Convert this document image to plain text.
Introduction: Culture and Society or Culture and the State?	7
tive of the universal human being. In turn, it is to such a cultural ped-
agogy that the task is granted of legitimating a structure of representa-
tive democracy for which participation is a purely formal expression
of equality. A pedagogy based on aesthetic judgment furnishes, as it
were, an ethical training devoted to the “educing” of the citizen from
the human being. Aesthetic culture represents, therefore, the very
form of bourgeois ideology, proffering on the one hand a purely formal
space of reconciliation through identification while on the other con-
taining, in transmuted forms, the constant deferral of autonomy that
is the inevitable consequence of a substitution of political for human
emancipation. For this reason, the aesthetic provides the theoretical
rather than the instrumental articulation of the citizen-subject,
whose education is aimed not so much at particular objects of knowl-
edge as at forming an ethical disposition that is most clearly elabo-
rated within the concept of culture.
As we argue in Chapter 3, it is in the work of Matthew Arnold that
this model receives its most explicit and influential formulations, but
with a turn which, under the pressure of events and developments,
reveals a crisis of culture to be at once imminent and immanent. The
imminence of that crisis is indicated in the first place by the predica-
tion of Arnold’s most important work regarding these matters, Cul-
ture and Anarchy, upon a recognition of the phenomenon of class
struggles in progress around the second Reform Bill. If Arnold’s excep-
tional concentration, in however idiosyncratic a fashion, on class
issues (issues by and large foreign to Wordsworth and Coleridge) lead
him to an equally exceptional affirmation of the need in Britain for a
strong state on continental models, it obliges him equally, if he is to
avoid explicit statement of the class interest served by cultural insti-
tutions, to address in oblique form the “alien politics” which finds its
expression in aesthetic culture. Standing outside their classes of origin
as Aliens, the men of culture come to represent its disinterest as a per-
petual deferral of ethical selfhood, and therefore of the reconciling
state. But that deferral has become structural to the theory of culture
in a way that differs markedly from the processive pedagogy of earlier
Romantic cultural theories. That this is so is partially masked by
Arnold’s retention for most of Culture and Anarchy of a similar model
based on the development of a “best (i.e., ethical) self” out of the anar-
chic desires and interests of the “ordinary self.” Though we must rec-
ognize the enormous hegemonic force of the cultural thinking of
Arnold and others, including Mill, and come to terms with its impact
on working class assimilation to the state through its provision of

* [Work to be completed]: Gather up, from the records above, each line where the word "expression" appears.

* [Written response]:
tive democracy for which participation is a purely formal expression
expression in aesthetic culture. Standing outside their classes of origin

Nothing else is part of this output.